Stored items
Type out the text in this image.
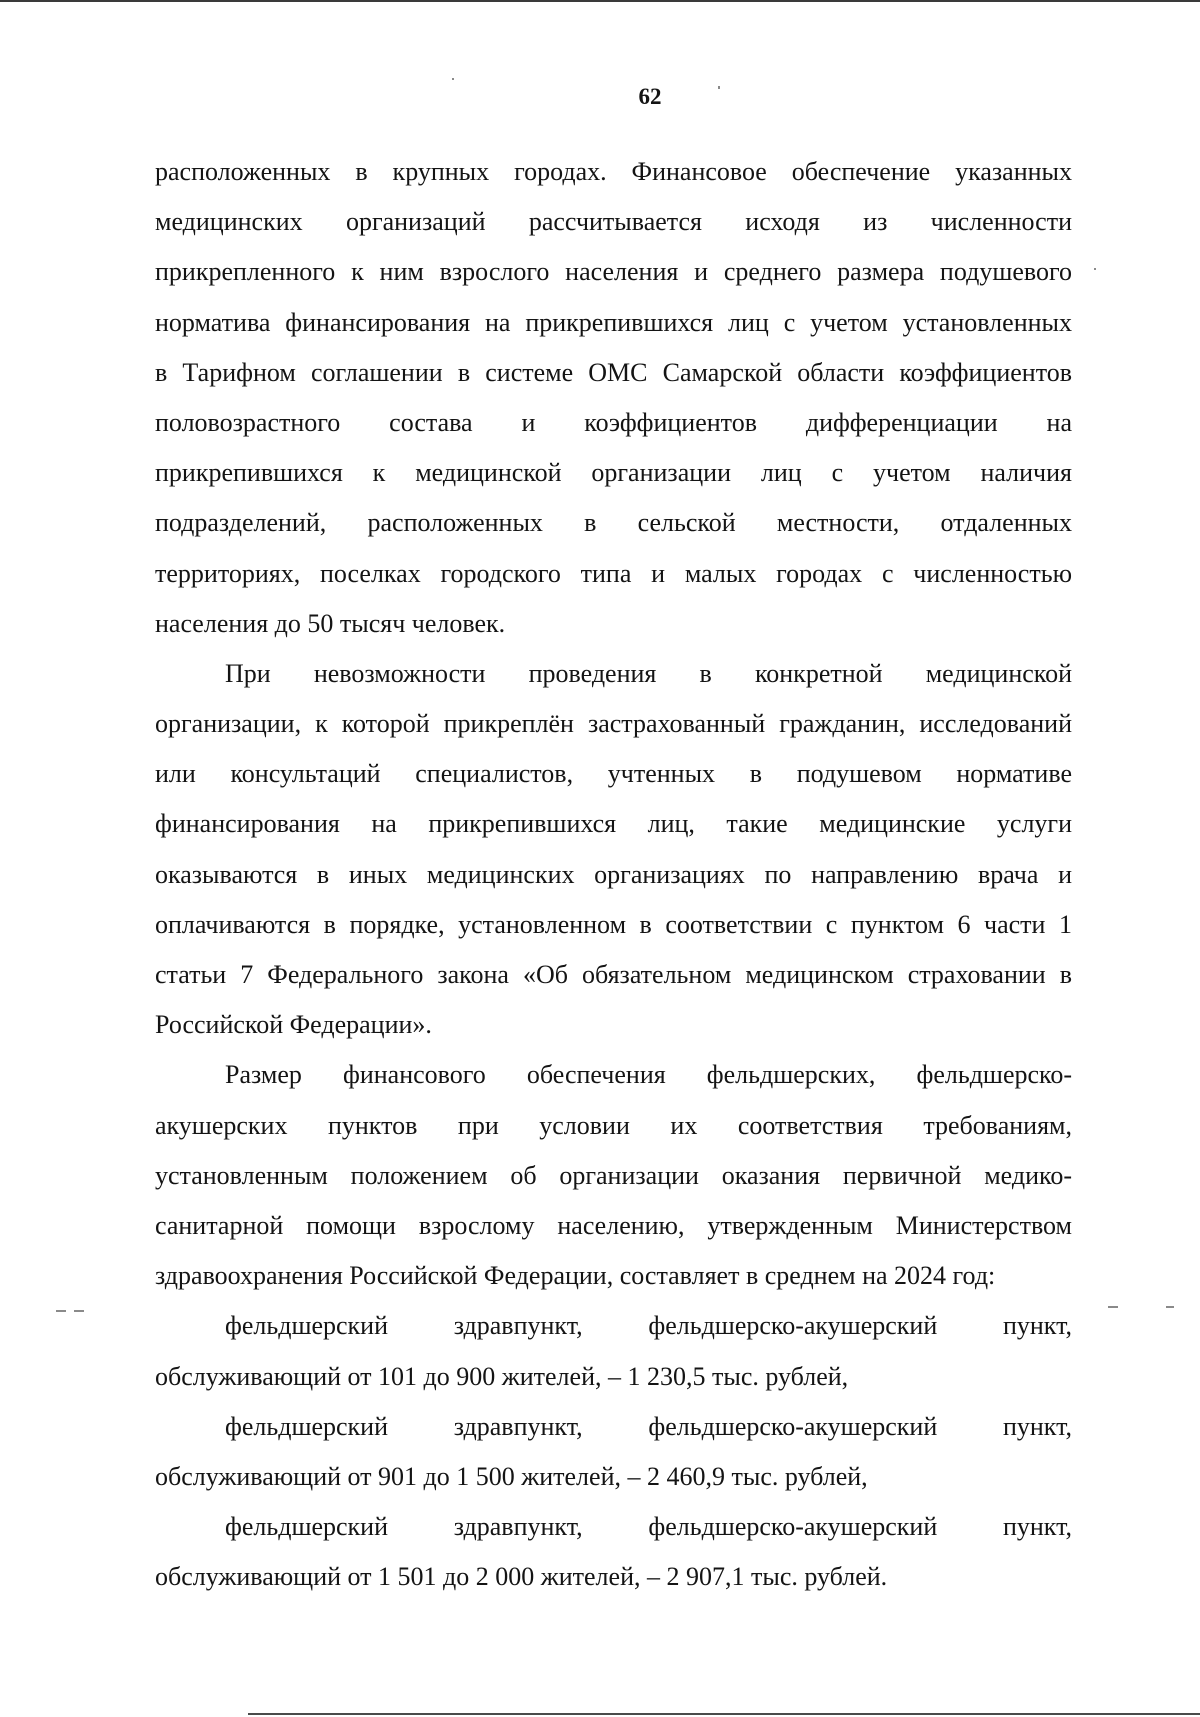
62
расположенных в крупных городах. Финансовое обеспечение указанных
медицинских организаций рассчитывается исходя из численности
прикрепленного к ним взрослого населения и среднего размера подушевого
норматива финансирования на прикрепившихся лиц с учетом установленных
в Тарифном соглашении в системе ОМС Самарской области коэффициентов
половозрастного состава и коэффициентов дифференциации на
прикрепившихся к медицинской организации лиц с учетом наличия
подразделений, расположенных в сельской местности, отдаленных
территориях, поселках городского типа и малых городах с численностью
населения до 50 тысяч человек.
При невозможности проведения в конкретной медицинской
организации, к которой прикреплён застрахованный гражданин, исследований
или консультаций специалистов, учтенных в подушевом нормативе
финансирования на прикрепившихся лиц, такие медицинские услуги
оказываются в иных медицинских организациях по направлению врача и
оплачиваются в порядке, установленном в соответствии с пунктом 6 части 1
статьи 7 Федерального закона «Об обязательном медицинском страховании в
Российской Федерации».
Размер финансового обеспечения фельдшерских, фельдшерско-
акушерских пунктов при условии их соответствия требованиям,
установленным положением об организации оказания первичной медико-
санитарной помощи взрослому населению, утвержденным Министерством
здравоохранения Российской Федерации, составляет в среднем на 2024 год:
фельдшерский здравпункт, фельдшерско-акушерский пункт,
обслуживающий от 101 до 900 жителей, – 1 230,5 тыс. рублей,
фельдшерский здравпункт, фельдшерско-акушерский пункт,
обслуживающий от 901 до 1 500 жителей, – 2 460,9 тыс. рублей,
фельдшерский здравпункт, фельдшерско-акушерский пункт,
обслуживающий от 1 501 до 2 000 жителей, – 2 907,1 тыс. рублей.
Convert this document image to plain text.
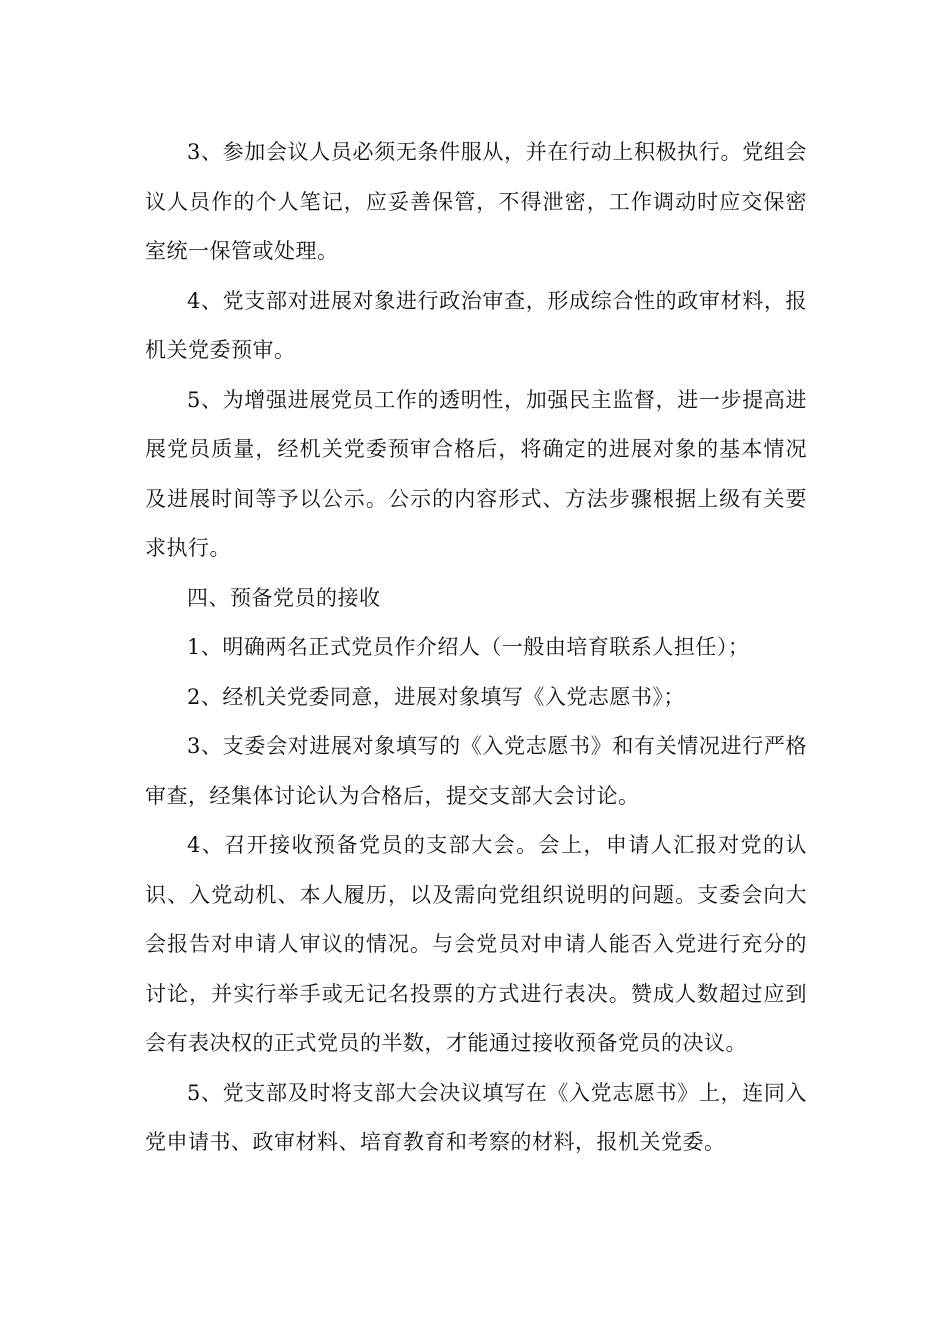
3、参加会议人员必须无条件服从，并在行动上积极执行。党组会议人员作的个人笔记，应妥善保管，不得泄密，工作调动时应交保密室统一保管或处理。

4、党支部对进展对象进行政治审查，形成综合性的政审材料，报机关党委预审。

5、为增强进展党员工作的透明性，加强民主监督，进一步提高进展党员质量，经机关党委预审合格后，将确定的进展对象的基本情况及进展时间等予以公示。公示的内容形式、方法步骤根据上级有关要求执行。

四、预备党员的接收

1、明确两名正式党员作介绍人（一般由培育联系人担任）；

2、经机关党委同意，进展对象填写《入党志愿书》；

3、支委会对进展对象填写的《入党志愿书》和有关情况进行严格审查，经集体讨论认为合格后，提交支部大会讨论。

4、召开接收预备党员的支部大会。会上，申请人汇报对党的认识、入党动机、本人履历，以及需向党组织说明的问题。支委会向大会报告对申请人审议的情况。与会党员对申请人能否入党进行充分的讨论，并实行举手或无记名投票的方式进行表决。赞成人数超过应到会有表决权的正式党员的半数，才能通过接收预备党员的决议。

5、党支部及时将支部大会决议填写在《入党志愿书》上，连同入党申请书、政审材料、培育教育和考察的材料，报机关党委。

• [What you have to do]
Copy each line from the records above that includes the string "this".

• [The response]
Type out the text in this image.
Convert this document image to plain text.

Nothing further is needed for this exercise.